## EXERCISE REQUIREMENTS:
Scan the data below for the string "彗星核からの距離". Show every line where it turns up.
[START OF PROVIDED ENTRIES]
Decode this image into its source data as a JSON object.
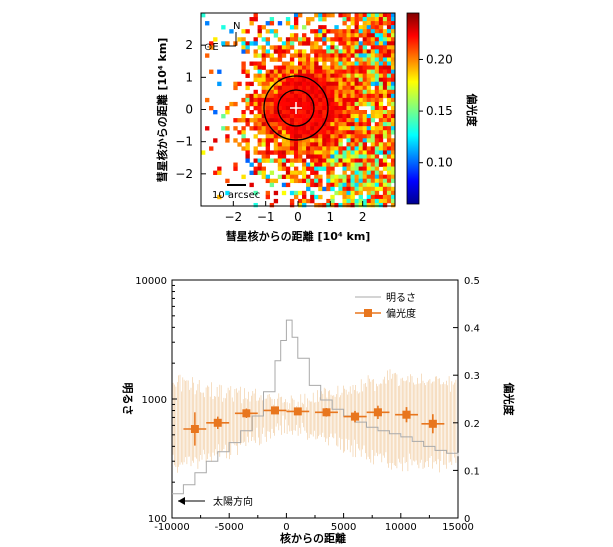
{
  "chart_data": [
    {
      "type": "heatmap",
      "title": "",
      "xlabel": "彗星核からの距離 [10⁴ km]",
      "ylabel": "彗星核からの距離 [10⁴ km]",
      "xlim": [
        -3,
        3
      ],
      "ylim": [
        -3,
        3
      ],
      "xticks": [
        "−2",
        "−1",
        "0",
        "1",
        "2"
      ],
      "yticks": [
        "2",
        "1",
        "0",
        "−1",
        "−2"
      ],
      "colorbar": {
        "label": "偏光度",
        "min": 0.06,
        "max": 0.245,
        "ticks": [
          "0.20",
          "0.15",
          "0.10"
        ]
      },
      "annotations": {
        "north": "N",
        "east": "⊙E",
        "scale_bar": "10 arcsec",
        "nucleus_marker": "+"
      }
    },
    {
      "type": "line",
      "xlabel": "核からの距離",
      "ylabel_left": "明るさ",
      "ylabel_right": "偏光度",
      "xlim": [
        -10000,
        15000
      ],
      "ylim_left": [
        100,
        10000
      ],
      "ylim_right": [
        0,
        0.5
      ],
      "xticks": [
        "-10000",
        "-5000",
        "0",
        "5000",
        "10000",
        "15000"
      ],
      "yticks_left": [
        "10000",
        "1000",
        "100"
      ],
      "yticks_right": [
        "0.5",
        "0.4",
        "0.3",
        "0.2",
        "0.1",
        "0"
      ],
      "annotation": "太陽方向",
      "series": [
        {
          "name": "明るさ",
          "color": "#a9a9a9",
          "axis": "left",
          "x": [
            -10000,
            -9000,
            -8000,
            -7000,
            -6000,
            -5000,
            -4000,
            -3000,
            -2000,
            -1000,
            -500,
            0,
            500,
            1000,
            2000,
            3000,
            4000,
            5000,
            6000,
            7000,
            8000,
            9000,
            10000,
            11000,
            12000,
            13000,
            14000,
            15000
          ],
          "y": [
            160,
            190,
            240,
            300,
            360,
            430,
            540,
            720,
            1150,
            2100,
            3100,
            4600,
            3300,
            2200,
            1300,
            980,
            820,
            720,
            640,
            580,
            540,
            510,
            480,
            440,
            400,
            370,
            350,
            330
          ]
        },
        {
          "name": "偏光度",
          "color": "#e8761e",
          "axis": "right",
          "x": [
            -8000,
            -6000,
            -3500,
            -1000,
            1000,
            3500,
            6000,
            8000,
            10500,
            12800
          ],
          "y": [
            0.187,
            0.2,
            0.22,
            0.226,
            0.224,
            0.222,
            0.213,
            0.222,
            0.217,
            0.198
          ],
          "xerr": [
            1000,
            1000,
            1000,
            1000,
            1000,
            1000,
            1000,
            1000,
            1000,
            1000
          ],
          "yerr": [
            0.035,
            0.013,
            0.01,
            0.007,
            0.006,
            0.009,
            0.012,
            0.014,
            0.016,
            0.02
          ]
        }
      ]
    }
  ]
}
[END OF PROVIDED ENTRIES]
[START OF PROVIDED ENTRIES]
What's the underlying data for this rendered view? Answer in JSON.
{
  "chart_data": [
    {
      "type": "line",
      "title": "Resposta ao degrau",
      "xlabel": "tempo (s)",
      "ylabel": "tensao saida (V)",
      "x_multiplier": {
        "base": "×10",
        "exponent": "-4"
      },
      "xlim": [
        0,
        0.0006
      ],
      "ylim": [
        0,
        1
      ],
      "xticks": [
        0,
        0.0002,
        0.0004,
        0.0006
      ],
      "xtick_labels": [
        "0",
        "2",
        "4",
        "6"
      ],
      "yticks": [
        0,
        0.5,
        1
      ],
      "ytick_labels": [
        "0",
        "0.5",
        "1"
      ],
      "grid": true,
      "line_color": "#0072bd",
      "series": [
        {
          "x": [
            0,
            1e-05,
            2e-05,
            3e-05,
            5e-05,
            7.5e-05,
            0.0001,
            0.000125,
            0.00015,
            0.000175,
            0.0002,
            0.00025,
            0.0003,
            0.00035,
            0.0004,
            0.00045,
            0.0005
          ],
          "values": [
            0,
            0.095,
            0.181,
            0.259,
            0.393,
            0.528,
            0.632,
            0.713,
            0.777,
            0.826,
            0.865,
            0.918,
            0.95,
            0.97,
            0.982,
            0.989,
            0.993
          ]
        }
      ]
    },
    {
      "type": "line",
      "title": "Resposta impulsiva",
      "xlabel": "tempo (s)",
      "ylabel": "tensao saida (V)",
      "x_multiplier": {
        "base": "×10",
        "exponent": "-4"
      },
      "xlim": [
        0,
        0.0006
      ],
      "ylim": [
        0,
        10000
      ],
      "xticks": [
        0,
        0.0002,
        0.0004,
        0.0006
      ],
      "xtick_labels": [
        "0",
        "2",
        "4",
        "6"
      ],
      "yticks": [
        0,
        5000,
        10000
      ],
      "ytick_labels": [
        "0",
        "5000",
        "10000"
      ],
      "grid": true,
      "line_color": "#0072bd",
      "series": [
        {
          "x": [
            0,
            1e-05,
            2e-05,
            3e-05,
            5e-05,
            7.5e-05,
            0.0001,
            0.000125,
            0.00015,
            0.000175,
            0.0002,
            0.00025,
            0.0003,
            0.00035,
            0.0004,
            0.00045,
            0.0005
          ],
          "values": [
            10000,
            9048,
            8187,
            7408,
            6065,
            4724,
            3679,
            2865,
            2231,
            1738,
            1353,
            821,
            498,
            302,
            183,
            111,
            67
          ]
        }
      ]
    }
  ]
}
[END OF PROVIDED ENTRIES]
## RESPONSE:
      "xlabel": "彗星核からの距離 [10⁴ km]",
      "ylabel": "彗星核からの距離 [10⁴ km]",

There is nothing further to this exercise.